● **Stated goal**:
Gather every line in the records below that contains the word "parking".

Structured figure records
-- begin --

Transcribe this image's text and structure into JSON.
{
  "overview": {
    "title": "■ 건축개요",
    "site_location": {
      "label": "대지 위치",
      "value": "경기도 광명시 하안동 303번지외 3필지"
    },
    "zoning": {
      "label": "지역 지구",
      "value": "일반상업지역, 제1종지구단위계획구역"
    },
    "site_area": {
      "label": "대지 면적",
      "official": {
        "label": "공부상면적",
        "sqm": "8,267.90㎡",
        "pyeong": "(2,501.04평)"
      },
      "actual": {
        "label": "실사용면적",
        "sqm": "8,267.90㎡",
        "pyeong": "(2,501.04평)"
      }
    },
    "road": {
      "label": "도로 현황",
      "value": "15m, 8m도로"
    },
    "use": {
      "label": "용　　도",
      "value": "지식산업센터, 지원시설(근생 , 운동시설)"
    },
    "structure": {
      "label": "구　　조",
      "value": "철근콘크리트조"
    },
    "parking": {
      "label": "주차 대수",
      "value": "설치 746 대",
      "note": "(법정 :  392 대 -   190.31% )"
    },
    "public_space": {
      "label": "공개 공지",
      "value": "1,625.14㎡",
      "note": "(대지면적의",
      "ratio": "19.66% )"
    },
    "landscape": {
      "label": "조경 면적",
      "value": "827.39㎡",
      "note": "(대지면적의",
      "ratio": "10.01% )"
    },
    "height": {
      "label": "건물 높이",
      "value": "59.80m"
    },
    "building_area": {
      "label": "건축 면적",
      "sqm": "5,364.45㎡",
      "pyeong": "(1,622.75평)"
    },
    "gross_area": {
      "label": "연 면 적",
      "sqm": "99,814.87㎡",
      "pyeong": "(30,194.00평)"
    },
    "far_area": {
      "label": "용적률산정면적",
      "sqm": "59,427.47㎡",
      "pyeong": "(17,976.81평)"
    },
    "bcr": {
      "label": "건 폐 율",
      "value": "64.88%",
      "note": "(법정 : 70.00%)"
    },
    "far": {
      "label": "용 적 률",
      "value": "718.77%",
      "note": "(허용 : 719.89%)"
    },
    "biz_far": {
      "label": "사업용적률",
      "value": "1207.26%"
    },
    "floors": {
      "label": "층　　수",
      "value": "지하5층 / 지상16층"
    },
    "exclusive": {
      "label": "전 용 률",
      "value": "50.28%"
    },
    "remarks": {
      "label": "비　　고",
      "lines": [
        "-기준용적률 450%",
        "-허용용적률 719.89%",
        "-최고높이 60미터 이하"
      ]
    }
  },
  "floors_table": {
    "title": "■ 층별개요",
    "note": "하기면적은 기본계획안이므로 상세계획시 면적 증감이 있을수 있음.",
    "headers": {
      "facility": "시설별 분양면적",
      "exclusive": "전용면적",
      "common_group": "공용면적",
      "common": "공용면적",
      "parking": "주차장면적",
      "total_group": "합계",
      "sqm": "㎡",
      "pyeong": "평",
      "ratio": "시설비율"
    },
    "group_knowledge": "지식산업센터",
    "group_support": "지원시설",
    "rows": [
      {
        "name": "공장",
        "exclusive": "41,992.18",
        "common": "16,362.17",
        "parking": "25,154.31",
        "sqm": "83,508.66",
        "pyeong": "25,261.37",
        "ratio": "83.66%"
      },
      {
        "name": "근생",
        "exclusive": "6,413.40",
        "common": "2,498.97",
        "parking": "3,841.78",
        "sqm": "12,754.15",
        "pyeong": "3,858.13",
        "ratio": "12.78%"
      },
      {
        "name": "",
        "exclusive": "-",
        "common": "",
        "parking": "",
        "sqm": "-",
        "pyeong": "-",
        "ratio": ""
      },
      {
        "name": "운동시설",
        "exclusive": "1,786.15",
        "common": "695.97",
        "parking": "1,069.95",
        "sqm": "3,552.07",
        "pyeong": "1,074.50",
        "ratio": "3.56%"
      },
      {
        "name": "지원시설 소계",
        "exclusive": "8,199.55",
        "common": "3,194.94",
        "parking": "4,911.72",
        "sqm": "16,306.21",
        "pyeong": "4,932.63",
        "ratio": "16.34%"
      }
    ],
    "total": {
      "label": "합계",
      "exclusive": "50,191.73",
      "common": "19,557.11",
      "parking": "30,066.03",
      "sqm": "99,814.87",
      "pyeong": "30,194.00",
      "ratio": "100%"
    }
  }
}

-- end --

● **Response to the task**:
    "parking": {
      "parking": "주차장면적",
        "parking": "25,154.31",
        "parking": "3,841.78",
        "parking": "",
        "parking": "1,069.95",
        "parking": "4,911.72",
      "parking": "30,066.03",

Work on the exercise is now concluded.